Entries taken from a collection
####################

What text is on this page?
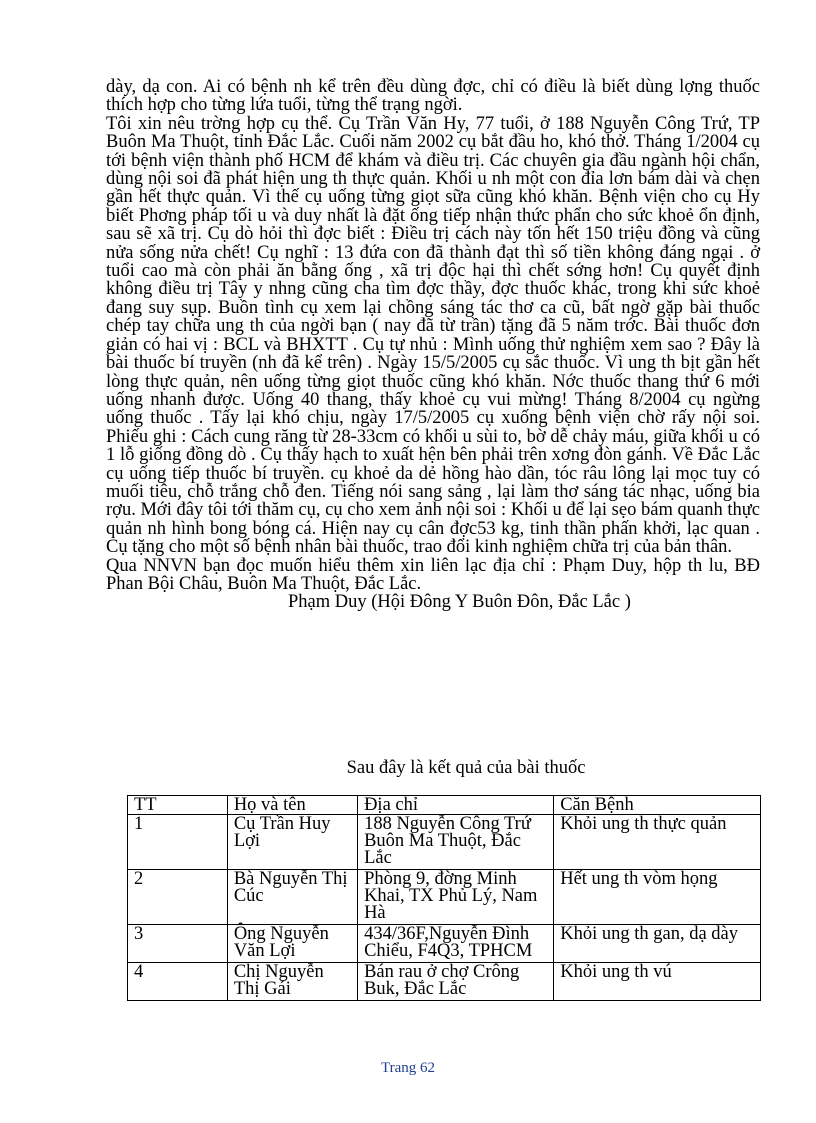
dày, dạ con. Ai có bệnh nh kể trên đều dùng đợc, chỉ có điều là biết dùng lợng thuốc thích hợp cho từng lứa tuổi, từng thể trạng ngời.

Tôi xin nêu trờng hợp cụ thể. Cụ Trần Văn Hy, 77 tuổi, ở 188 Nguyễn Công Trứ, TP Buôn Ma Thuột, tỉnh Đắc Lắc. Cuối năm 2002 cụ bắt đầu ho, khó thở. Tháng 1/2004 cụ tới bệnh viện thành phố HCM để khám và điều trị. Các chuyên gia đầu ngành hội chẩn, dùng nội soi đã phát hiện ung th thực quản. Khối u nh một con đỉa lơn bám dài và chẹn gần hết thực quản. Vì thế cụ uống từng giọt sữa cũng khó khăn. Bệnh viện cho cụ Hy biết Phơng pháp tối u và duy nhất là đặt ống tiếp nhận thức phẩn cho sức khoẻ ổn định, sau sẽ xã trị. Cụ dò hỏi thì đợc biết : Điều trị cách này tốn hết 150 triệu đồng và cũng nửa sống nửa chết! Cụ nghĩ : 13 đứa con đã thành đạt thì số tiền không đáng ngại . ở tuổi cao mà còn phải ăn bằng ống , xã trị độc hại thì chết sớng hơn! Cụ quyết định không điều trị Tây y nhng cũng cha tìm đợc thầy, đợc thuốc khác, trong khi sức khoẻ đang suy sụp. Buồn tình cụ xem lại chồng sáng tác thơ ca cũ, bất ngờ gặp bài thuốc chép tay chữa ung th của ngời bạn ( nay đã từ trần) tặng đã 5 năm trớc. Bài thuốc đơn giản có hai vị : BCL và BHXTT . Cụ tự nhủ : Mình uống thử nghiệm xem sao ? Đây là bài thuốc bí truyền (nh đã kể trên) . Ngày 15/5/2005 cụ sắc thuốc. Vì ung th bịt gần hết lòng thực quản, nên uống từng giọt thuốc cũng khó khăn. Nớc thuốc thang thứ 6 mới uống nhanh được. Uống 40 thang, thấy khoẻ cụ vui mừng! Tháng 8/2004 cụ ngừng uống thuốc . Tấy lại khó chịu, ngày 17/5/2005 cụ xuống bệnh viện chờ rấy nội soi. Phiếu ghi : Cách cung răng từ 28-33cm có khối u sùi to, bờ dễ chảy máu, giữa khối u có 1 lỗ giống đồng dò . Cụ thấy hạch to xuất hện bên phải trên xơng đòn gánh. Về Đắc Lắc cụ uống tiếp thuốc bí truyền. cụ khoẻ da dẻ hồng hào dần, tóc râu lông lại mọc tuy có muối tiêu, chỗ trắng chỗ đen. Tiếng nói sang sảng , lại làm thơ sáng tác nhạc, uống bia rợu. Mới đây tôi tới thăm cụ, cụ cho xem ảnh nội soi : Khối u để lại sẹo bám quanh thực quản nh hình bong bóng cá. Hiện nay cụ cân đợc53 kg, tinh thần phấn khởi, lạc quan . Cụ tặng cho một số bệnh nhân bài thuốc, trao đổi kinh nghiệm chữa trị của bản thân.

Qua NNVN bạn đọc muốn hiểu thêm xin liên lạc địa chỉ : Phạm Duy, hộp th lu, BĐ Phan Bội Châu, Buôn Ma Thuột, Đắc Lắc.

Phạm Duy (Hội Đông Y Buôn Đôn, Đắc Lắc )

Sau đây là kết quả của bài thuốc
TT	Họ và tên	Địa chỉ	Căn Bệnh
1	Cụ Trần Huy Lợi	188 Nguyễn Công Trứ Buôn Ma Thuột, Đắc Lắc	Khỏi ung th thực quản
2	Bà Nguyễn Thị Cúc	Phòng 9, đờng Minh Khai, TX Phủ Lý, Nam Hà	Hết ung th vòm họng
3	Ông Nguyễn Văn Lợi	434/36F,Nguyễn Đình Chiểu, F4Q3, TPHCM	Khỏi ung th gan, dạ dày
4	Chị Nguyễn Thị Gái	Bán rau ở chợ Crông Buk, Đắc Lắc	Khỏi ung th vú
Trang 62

####################

- Work to complete: All the records need to be repeated exactly, with the images dropped.

- Final result:
What text is on this page?
dày, dạ con. Ai có bệnh nh kể trên đều dùng đợc, chỉ có điều là biết dùng lợng thuốc thích hợp cho từng lứa tuổi, từng thể trạng ngời.

Tôi xin nêu trờng hợp cụ thể. Cụ Trần Văn Hy, 77 tuổi, ở 188 Nguyễn Công Trứ, TP Buôn Ma Thuột, tỉnh Đắc Lắc. Cuối năm 2002 cụ bắt đầu ho, khó thở. Tháng 1/2004 cụ tới bệnh viện thành phố HCM để khám và điều trị. Các chuyên gia đầu ngành hội chẩn, dùng nội soi đã phát hiện ung th thực quản. Khối u nh một con đỉa lơn bám dài và chẹn gần hết thực quản. Vì thế cụ uống từng giọt sữa cũng khó khăn. Bệnh viện cho cụ Hy biết Phơng pháp tối u và duy nhất là đặt ống tiếp nhận thức phẩn cho sức khoẻ ổn định, sau sẽ xã trị. Cụ dò hỏi thì đợc biết : Điều trị cách này tốn hết 150 triệu đồng và cũng nửa sống nửa chết! Cụ nghĩ : 13 đứa con đã thành đạt thì số tiền không đáng ngại . ở tuổi cao mà còn phải ăn bằng ống , xã trị độc hại thì chết sớng hơn! Cụ quyết định không điều trị Tây y nhng cũng cha tìm đợc thầy, đợc thuốc khác, trong khi sức khoẻ đang suy sụp. Buồn tình cụ xem lại chồng sáng tác thơ ca cũ, bất ngờ gặp bài thuốc chép tay chữa ung th của ngời bạn ( nay đã từ trần) tặng đã 5 năm trớc. Bài thuốc đơn giản có hai vị : BCL và BHXTT . Cụ tự nhủ : Mình uống thử nghiệm xem sao ? Đây là bài thuốc bí truyền (nh đã kể trên) . Ngày 15/5/2005 cụ sắc thuốc. Vì ung th bịt gần hết lòng thực quản, nên uống từng giọt thuốc cũng khó khăn. Nớc thuốc thang thứ 6 mới uống nhanh được. Uống 40 thang, thấy khoẻ cụ vui mừng! Tháng 8/2004 cụ ngừng uống thuốc . Tấy lại khó chịu, ngày 17/5/2005 cụ xuống bệnh viện chờ rấy nội soi. Phiếu ghi : Cách cung răng từ 28-33cm có khối u sùi to, bờ dễ chảy máu, giữa khối u có 1 lỗ giống đồng dò . Cụ thấy hạch to xuất hện bên phải trên xơng đòn gánh. Về Đắc Lắc cụ uống tiếp thuốc bí truyền. cụ khoẻ da dẻ hồng hào dần, tóc râu lông lại mọc tuy có muối tiêu, chỗ trắng chỗ đen. Tiếng nói sang sảng , lại làm thơ sáng tác nhạc, uống bia rợu. Mới đây tôi tới thăm cụ, cụ cho xem ảnh nội soi : Khối u để lại sẹo bám quanh thực quản nh hình bong bóng cá. Hiện nay cụ cân đợc53 kg, tinh thần phấn khởi, lạc quan . Cụ tặng cho một số bệnh nhân bài thuốc, trao đổi kinh nghiệm chữa trị của bản thân.

Qua NNVN bạn đọc muốn hiểu thêm xin liên lạc địa chỉ : Phạm Duy, hộp th lu, BĐ Phan Bội Châu, Buôn Ma Thuột, Đắc Lắc.

Phạm Duy (Hội Đông Y Buôn Đôn, Đắc Lắc )

Sau đây là kết quả của bài thuốc
TT	Họ và tên	Địa chỉ	Căn Bệnh
1	Cụ Trần Huy Lợi	188 Nguyễn Công Trứ Buôn Ma Thuột, Đắc Lắc	Khỏi ung th thực quản
2	Bà Nguyễn Thị Cúc	Phòng 9, đờng Minh Khai, TX Phủ Lý, Nam Hà	Hết ung th vòm họng
3	Ông Nguyễn Văn Lợi	434/36F,Nguyễn Đình Chiểu, F4Q3, TPHCM	Khỏi ung th gan, dạ dày
4	Chị Nguyễn Thị Gái	Bán rau ở chợ Crông Buk, Đắc Lắc	Khỏi ung th vú
Trang 62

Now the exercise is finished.